Write the material out again exactly.

(Stored records)
-- Begin --

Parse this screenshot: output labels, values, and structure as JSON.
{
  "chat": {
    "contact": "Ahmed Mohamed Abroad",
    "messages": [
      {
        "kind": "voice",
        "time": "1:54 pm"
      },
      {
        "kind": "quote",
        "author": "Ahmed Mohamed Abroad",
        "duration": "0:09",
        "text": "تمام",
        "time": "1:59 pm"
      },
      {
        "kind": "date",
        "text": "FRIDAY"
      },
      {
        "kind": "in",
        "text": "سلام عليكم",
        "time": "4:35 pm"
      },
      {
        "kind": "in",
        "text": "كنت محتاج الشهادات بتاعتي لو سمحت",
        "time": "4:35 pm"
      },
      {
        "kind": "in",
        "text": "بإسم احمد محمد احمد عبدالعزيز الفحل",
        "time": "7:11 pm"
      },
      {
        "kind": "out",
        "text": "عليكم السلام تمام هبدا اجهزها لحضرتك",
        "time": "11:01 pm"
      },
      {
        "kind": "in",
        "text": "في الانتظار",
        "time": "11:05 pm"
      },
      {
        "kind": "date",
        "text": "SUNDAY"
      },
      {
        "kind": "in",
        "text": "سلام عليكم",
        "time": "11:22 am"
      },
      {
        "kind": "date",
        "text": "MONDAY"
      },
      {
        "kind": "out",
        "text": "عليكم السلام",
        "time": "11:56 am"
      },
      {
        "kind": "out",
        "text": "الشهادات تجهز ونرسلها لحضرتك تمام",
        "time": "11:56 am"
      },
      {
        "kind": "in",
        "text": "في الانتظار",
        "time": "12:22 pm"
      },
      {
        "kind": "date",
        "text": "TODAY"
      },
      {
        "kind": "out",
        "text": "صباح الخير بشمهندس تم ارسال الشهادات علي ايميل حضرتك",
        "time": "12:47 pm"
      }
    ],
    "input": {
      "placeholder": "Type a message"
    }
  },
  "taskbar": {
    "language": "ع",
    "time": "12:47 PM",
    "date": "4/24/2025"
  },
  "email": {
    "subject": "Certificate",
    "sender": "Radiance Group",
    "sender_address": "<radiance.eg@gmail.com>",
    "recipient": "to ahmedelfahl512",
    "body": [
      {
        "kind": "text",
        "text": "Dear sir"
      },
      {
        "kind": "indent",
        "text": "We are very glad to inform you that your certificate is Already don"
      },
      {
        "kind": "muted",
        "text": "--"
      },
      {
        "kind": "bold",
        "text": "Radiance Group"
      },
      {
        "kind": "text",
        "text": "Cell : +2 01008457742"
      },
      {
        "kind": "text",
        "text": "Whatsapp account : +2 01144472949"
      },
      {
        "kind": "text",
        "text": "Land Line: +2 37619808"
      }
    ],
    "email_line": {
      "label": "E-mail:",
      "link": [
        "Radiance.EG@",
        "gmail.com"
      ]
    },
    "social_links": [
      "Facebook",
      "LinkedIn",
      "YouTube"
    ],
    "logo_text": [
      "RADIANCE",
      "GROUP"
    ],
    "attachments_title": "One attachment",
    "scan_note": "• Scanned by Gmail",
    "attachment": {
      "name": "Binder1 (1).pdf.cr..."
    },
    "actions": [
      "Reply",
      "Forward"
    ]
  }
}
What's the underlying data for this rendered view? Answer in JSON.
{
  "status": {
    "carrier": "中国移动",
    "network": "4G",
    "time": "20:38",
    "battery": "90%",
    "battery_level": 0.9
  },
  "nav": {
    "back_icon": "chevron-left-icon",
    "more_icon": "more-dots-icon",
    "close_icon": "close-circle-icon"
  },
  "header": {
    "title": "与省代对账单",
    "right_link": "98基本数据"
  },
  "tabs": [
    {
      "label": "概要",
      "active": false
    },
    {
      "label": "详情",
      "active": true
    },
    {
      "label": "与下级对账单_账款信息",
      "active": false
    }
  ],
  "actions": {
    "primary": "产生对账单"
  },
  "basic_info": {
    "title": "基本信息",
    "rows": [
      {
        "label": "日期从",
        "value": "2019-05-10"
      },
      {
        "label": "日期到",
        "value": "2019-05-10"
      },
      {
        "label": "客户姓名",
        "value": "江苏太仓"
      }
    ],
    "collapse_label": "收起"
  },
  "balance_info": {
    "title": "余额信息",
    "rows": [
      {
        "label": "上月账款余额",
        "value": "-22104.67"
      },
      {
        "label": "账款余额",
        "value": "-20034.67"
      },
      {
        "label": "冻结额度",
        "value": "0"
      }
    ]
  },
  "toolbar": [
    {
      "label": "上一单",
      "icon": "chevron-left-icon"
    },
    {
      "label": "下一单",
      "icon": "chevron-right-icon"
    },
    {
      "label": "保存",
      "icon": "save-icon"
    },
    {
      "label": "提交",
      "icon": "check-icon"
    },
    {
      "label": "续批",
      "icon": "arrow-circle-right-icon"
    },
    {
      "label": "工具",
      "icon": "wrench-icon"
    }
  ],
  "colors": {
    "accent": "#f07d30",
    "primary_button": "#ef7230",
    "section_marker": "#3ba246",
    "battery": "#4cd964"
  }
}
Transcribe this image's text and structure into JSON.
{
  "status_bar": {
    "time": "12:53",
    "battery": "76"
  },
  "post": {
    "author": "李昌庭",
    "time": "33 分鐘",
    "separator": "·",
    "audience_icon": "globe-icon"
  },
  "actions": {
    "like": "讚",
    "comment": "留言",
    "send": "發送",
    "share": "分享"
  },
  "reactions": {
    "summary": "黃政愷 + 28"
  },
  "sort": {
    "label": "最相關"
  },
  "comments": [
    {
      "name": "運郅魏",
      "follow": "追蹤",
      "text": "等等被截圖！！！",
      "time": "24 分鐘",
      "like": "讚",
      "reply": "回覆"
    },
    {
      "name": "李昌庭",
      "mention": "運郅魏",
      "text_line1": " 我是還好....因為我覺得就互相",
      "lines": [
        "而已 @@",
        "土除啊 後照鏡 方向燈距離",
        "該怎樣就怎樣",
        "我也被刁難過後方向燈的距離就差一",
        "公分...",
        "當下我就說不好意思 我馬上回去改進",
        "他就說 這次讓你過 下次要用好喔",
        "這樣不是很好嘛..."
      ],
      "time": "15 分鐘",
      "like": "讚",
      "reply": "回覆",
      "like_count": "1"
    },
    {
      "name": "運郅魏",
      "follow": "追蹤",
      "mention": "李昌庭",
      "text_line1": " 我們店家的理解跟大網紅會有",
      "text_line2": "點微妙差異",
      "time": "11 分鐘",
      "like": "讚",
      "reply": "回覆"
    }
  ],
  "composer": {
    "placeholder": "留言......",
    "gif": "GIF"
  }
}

-- End --

Exercise output -
Parse this screenshot: output labels, values, and structure as JSON.
{
  "chat": {
    "contact": "Ahmed Mohamed Abroad",
    "messages": [
      {
        "kind": "voice",
        "time": "1:54 pm"
      },
      {
        "kind": "quote",
        "author": "Ahmed Mohamed Abroad",
        "duration": "0:09",
        "text": "تمام",
        "time": "1:59 pm"
      },
      {
        "kind": "date",
        "text": "FRIDAY"
      },
      {
        "kind": "in",
        "text": "سلام عليكم",
        "time": "4:35 pm"
      },
      {
        "kind": "in",
        "text": "كنت محتاج الشهادات بتاعتي لو سمحت",
        "time": "4:35 pm"
      },
      {
        "kind": "in",
        "text": "بإسم احمد محمد احمد عبدالعزيز الفحل",
        "time": "7:11 pm"
      },
      {
        "kind": "out",
        "text": "عليكم السلام تمام هبدا اجهزها لحضرتك",
        "time": "11:01 pm"
      },
      {
        "kind": "in",
        "text": "في الانتظار",
        "time": "11:05 pm"
      },
      {
        "kind": "date",
        "text": "SUNDAY"
      },
      {
        "kind": "in",
        "text": "سلام عليكم",
        "time": "11:22 am"
      },
      {
        "kind": "date",
        "text": "MONDAY"
      },
      {
        "kind": "out",
        "text": "عليكم السلام",
        "time": "11:56 am"
      },
      {
        "kind": "out",
        "text": "الشهادات تجهز ونرسلها لحضرتك تمام",
        "time": "11:56 am"
      },
      {
        "kind": "in",
        "text": "في الانتظار",
        "time": "12:22 pm"
      },
      {
        "kind": "date",
        "text": "TODAY"
      },
      {
        "kind": "out",
        "text": "صباح الخير بشمهندس تم ارسال الشهادات علي ايميل حضرتك",
        "time": "12:47 pm"
      }
    ],
    "input": {
      "placeholder": "Type a message"
    }
  },
  "taskbar": {
    "language": "ع",
    "time": "12:47 PM",
    "date": "4/24/2025"
  },
  "email": {
    "subject": "Certificate",
    "sender": "Radiance Group",
    "sender_address": "<radiance.eg@gmail.com>",
    "recipient": "to ahmedelfahl512",
    "body": [
      {
        "kind": "text",
        "text": "Dear sir"
      },
      {
        "kind": "indent",
        "text": "We are very glad to inform you that your certificate is Already don"
      },
      {
        "kind": "muted",
        "text": "--"
      },
      {
        "kind": "bold",
        "text": "Radiance Group"
      },
      {
        "kind": "text",
        "text": "Cell : +2 01008457742"
      },
      {
        "kind": "text",
        "text": "Whatsapp account : +2 01144472949"
      },
      {
        "kind": "text",
        "text": "Land Line: +2 37619808"
      }
    ],
    "email_line": {
      "label": "E-mail:",
      "link": [
        "Radiance.EG@",
        "gmail.com"
      ]
    },
    "social_links": [
      "Facebook",
      "LinkedIn",
      "YouTube"
    ],
    "logo_text": [
      "RADIANCE",
      "GROUP"
    ],
    "attachments_title": "One attachment",
    "scan_note": "• Scanned by Gmail",
    "attachment": {
      "name": "Binder1 (1).pdf.cr..."
    },
    "actions": [
      "Reply",
      "Forward"
    ]
  }
}
What's the underlying data for this rendered view? Answer in JSON.
{
  "status": {
    "carrier": "中国移动",
    "network": "4G",
    "time": "20:38",
    "battery": "90%",
    "battery_level": 0.9
  },
  "nav": {
    "back_icon": "chevron-left-icon",
    "more_icon": "more-dots-icon",
    "close_icon": "close-circle-icon"
  },
  "header": {
    "title": "与省代对账单",
    "right_link": "98基本数据"
  },
  "tabs": [
    {
      "label": "概要",
      "active": false
    },
    {
      "label": "详情",
      "active": true
    },
    {
      "label": "与下级对账单_账款信息",
      "active": false
    }
  ],
  "actions": {
    "primary": "产生对账单"
  },
  "basic_info": {
    "title": "基本信息",
    "rows": [
      {
        "label": "日期从",
        "value": "2019-05-10"
      },
      {
        "label": "日期到",
        "value": "2019-05-10"
      },
      {
        "label": "客户姓名",
        "value": "江苏太仓"
      }
    ],
    "collapse_label": "收起"
  },
  "balance_info": {
    "title": "余额信息",
    "rows": [
      {
        "label": "上月账款余额",
        "value": "-22104.67"
      },
      {
        "label": "账款余额",
        "value": "-20034.67"
      },
      {
        "label": "冻结额度",
        "value": "0"
      }
    ]
  },
  "toolbar": [
    {
      "label": "上一单",
      "icon": "chevron-left-icon"
    },
    {
      "label": "下一单",
      "icon": "chevron-right-icon"
    },
    {
      "label": "保存",
      "icon": "save-icon"
    },
    {
      "label": "提交",
      "icon": "check-icon"
    },
    {
      "label": "续批",
      "icon": "arrow-circle-right-icon"
    },
    {
      "label": "工具",
      "icon": "wrench-icon"
    }
  ],
  "colors": {
    "accent": "#f07d30",
    "primary_button": "#ef7230",
    "section_marker": "#3ba246",
    "battery": "#4cd964"
  }
}
Transcribe this image's text and structure into JSON.
{
  "status_bar": {
    "time": "12:53",
    "battery": "76"
  },
  "post": {
    "author": "李昌庭",
    "time": "33 分鐘",
    "separator": "·",
    "audience_icon": "globe-icon"
  },
  "actions": {
    "like": "讚",
    "comment": "留言",
    "send": "發送",
    "share": "分享"
  },
  "reactions": {
    "summary": "黃政愷 + 28"
  },
  "sort": {
    "label": "最相關"
  },
  "comments": [
    {
      "name": "運郅魏",
      "follow": "追蹤",
      "text": "等等被截圖！！！",
      "time": "24 分鐘",
      "like": "讚",
      "reply": "回覆"
    },
    {
      "name": "李昌庭",
      "mention": "運郅魏",
      "text_line1": " 我是還好....因為我覺得就互相",
      "lines": [
        "而已 @@",
        "土除啊 後照鏡 方向燈距離",
        "該怎樣就怎樣",
        "我也被刁難過後方向燈的距離就差一",
        "公分...",
        "當下我就說不好意思 我馬上回去改進",
        "他就說 這次讓你過 下次要用好喔",
        "這樣不是很好嘛..."
      ],
      "time": "15 分鐘",
      "like": "讚",
      "reply": "回覆",
      "like_count": "1"
    },
    {
      "name": "運郅魏",
      "follow": "追蹤",
      "mention": "李昌庭",
      "text_line1": " 我們店家的理解跟大網紅會有",
      "text_line2": "點微妙差異",
      "time": "11 分鐘",
      "like": "讚",
      "reply": "回覆"
    }
  ],
  "composer": {
    "placeholder": "留言......",
    "gif": "GIF"
  }
}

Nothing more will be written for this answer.